- **Record excerpts**
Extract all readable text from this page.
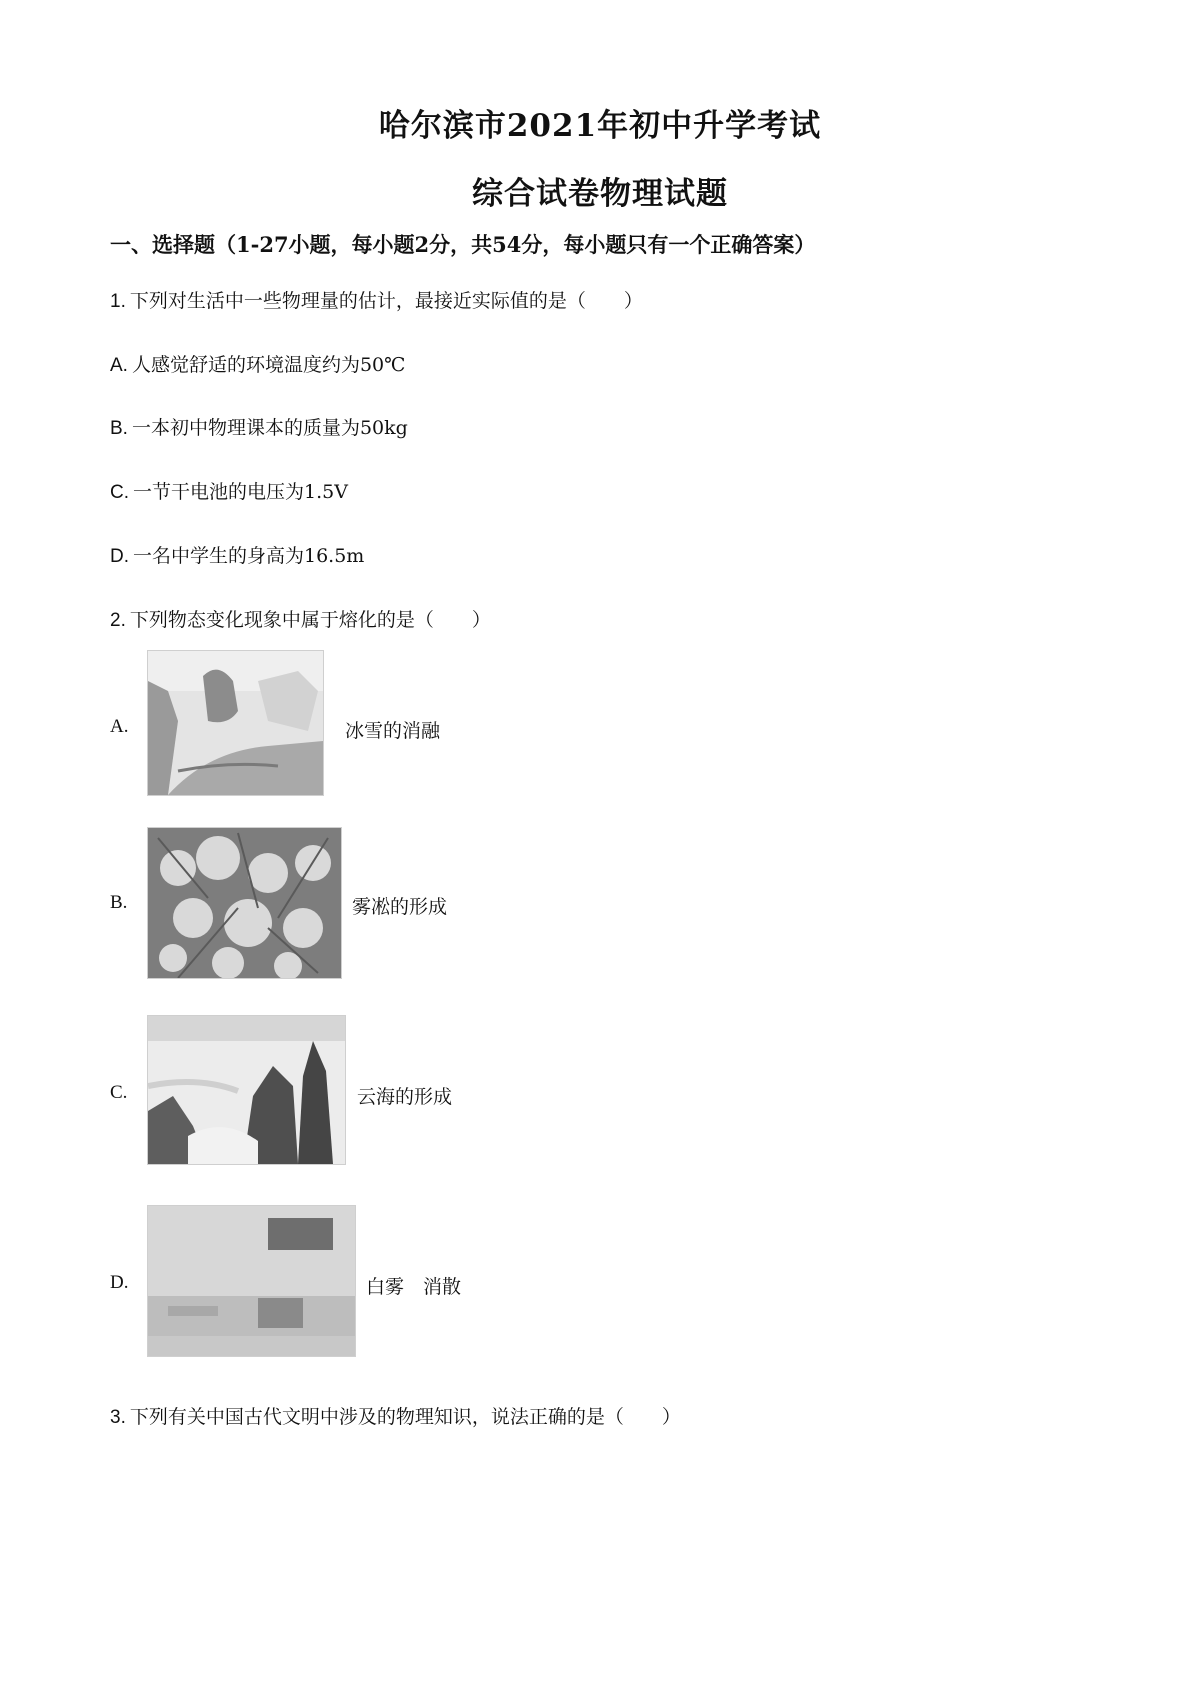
哈尔滨市2021年初中升学考试
综合试卷物理试题
一、选择题（1-27小题，每小题2分，共54分，每小题只有一个正确答案）
1. 下列对生活中一些物理量的估计，最接近实际值的是（　　）
A. 人感觉舒适的环境温度约为50℃
B. 一本初中物理课本的质量为50kg
C. 一节干电池的电压为1.5V
D. 一名中学生的身高为16.5m
2. 下列物态变化现象中属于熔化的是（　　）
A.	冰雪的消融
B.	雾凇的形成
C.	云海的形成
D.	白雾　消散
3. 下列有关中国古代文明中涉及的物理知识，说法正确的是（　　）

- **What is required**
Copy out all the data without changing anything, and drop the pictures.

- **Answer to the problem**
Extract all readable text from this page.
哈尔滨市2021年初中升学考试
综合试卷物理试题
一、选择题（1-27小题，每小题2分，共54分，每小题只有一个正确答案）
1. 下列对生活中一些物理量的估计，最接近实际值的是（　　）
A. 人感觉舒适的环境温度约为50℃
B. 一本初中物理课本的质量为50kg
C. 一节干电池的电压为1.5V
D. 一名中学生的身高为16.5m
2. 下列物态变化现象中属于熔化的是（　　）
A.	冰雪的消融
B.	雾凇的形成
C.	云海的形成
D.	白雾　消散
3. 下列有关中国古代文明中涉及的物理知识，说法正确的是（　　）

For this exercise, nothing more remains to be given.